__Document text__

-=-=-

I called the reservation desk when we boarded(extension 050) and made some reservations. Also called Mama's at 5pm one day and got a 5:30 reservation. Called Teppanyaki one day ahead and got a 5:30 reservation. Went to Bistro without a reservation at 6pm and got a table in 20 minutes. I also had a discussion with Denis Prguda, the Food and Beverage manager about the comments on this web site regarding the need to reserve upon boarding and how that seemed to contridict "Freestyle" . He said he understood and that they were working on it.

 

We thought Band on the Run was a good show and enjoyed it all. A very talented group.

 

The CC party was nice- met a number of fellow CCers and chatted with them through out the week. The senior oficers who attended, including Paul Baya- who is a very good CD, Alex the concerige, Calvin Lodge-Hotel Director, Capt Tommy, etc were all very nice and spent time talking with us at the party and during the week. I felt like I knew them already via the photos others had posted.

-=-=-

__Supplied data__
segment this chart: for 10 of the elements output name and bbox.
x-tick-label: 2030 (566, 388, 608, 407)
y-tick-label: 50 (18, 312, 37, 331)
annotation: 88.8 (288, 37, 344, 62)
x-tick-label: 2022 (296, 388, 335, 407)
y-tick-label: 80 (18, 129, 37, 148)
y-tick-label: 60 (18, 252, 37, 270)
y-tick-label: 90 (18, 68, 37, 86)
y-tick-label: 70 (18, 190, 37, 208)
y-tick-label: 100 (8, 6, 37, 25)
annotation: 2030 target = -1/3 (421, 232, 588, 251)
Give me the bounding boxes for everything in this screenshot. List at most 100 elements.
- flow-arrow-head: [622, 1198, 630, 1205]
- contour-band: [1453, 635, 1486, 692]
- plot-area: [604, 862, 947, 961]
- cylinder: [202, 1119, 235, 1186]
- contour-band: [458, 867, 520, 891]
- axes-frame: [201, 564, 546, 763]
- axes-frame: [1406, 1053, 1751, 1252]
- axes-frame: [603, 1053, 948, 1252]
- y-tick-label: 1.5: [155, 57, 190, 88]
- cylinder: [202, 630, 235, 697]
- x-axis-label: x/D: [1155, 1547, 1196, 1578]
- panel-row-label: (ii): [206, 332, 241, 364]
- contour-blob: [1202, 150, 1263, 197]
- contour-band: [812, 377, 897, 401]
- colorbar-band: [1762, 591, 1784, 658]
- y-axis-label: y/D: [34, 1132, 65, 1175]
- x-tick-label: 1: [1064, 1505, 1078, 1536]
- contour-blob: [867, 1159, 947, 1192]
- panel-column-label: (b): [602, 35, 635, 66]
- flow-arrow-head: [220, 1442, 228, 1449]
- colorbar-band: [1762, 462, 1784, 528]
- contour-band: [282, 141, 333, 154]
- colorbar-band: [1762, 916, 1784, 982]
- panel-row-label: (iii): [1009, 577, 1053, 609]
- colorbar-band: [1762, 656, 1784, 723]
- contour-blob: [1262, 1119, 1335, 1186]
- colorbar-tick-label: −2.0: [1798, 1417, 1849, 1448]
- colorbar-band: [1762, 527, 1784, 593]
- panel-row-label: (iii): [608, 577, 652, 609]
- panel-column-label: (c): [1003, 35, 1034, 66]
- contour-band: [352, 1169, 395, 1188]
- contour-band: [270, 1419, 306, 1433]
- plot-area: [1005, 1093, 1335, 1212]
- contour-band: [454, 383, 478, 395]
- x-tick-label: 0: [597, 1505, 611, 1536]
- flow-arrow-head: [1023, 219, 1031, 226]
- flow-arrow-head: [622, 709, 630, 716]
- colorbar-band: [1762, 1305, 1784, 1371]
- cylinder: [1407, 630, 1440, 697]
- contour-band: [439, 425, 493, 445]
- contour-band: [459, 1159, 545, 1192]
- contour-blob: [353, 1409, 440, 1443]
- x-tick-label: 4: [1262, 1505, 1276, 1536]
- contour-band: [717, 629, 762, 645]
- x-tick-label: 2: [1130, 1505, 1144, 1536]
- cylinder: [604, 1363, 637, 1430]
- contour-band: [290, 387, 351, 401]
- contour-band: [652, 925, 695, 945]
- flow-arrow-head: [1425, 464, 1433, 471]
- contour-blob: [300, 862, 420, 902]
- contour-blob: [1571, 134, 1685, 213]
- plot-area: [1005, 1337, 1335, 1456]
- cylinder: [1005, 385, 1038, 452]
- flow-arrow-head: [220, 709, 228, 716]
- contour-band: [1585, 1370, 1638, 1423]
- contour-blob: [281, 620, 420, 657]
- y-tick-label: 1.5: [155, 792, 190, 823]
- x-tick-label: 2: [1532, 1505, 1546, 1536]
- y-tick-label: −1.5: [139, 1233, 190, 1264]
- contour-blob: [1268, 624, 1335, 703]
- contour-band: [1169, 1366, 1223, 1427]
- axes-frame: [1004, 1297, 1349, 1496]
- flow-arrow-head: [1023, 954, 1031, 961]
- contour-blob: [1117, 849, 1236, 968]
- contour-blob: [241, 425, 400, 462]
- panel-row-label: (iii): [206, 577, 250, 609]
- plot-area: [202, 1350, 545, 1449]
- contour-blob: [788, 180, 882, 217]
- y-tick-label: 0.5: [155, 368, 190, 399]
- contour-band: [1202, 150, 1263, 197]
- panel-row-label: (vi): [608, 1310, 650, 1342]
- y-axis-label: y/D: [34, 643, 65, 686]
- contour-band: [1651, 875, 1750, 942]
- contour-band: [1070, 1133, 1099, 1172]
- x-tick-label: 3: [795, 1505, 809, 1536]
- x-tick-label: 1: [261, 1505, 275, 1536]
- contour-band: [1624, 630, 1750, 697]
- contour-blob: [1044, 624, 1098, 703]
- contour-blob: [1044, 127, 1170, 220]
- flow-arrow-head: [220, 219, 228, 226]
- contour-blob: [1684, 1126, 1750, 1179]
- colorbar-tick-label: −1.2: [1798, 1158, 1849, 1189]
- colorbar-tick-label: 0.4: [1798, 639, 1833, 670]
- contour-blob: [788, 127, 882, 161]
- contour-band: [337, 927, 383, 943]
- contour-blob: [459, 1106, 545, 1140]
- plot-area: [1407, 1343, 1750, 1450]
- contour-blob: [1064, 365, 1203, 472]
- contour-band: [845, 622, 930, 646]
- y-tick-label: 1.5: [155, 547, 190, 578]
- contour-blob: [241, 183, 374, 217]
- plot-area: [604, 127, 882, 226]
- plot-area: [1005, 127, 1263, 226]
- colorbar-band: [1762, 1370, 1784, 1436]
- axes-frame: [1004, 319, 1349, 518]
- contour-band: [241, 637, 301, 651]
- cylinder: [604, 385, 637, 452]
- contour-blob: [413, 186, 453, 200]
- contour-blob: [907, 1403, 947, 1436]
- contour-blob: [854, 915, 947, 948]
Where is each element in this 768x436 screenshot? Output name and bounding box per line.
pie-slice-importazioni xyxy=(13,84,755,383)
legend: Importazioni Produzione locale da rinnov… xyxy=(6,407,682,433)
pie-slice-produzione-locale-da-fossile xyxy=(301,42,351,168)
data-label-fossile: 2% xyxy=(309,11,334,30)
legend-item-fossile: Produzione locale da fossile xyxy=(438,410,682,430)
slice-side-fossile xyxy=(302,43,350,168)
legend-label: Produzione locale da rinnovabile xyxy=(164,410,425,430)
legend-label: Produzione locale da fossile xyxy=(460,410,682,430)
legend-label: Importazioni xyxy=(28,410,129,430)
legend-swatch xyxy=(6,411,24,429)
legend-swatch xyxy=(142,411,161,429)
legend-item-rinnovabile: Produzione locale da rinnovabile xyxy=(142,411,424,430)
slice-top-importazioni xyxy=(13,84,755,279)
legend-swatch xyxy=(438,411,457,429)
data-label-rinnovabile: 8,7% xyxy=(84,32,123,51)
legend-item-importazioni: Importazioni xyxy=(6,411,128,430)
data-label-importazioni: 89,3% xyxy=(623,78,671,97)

-=-=-

__Prompt 1__
In the rows, starting with the first line and going on through the line with "- y-axis-label: y/D: [34, 1132, 65, 1175]", rename "contour-band" to "contour-region", and return only those lines with everything else unchanged.
__Prompt 2__
Go on with the cruise review from the point where it stops.
The cruise review and the rows are separate, unrelated material.

__Written response 1__
segment this chart: for 10 of the elements output name and bbox.
x-tick-label: 2030 (566, 388, 608, 407)
y-tick-label: 50 (18, 312, 37, 331)
annotation: 88.8 (288, 37, 344, 62)
x-tick-label: 2022 (296, 388, 335, 407)
y-tick-label: 80 (18, 129, 37, 148)
y-tick-label: 60 (18, 252, 37, 270)
y-tick-label: 90 (18, 68, 37, 86)
y-tick-label: 70 (18, 190, 37, 208)
y-tick-label: 100 (8, 6, 37, 25)
annotation: 2030 target = -1/3 (421, 232, 588, 251)
Give me the bounding boxes for everything in this screenshot. List at most 100 elements.
- flow-arrow-head: [622, 1198, 630, 1205]
- contour-region: [1453, 635, 1486, 692]
- plot-area: [604, 862, 947, 961]
- cylinder: [202, 1119, 235, 1186]
- contour-region: [458, 867, 520, 891]
- axes-frame: [201, 564, 546, 763]
- axes-frame: [1406, 1053, 1751, 1252]
- axes-frame: [603, 1053, 948, 1252]
- y-tick-label: 1.5: [155, 57, 190, 88]
- cylinder: [202, 630, 235, 697]
- x-axis-label: x/D: [1155, 1547, 1196, 1578]
- panel-row-label: (ii): [206, 332, 241, 364]
- contour-blob: [1202, 150, 1263, 197]
- contour-region: [812, 377, 897, 401]
- colorbar-band: [1762, 591, 1784, 658]
- y-axis-label: y/D: [34, 1132, 65, 1175]

__Written response 2__
 

The Freestyle Dailys UTE FAN had provided a few weeks ago were fairly valid with just a few schedule adjustments: Charlie Bach was Wed night instead of Thurs and the crew show was on Tues at 8:45, not Wed. Crew show was fun and Fountains was over the top.

 

We missed GSC due to waves so Tommy took us to Nassau for the day. It was quite a feat to see him pivot the ship in the small harbor and back it into the dock with a strong wind!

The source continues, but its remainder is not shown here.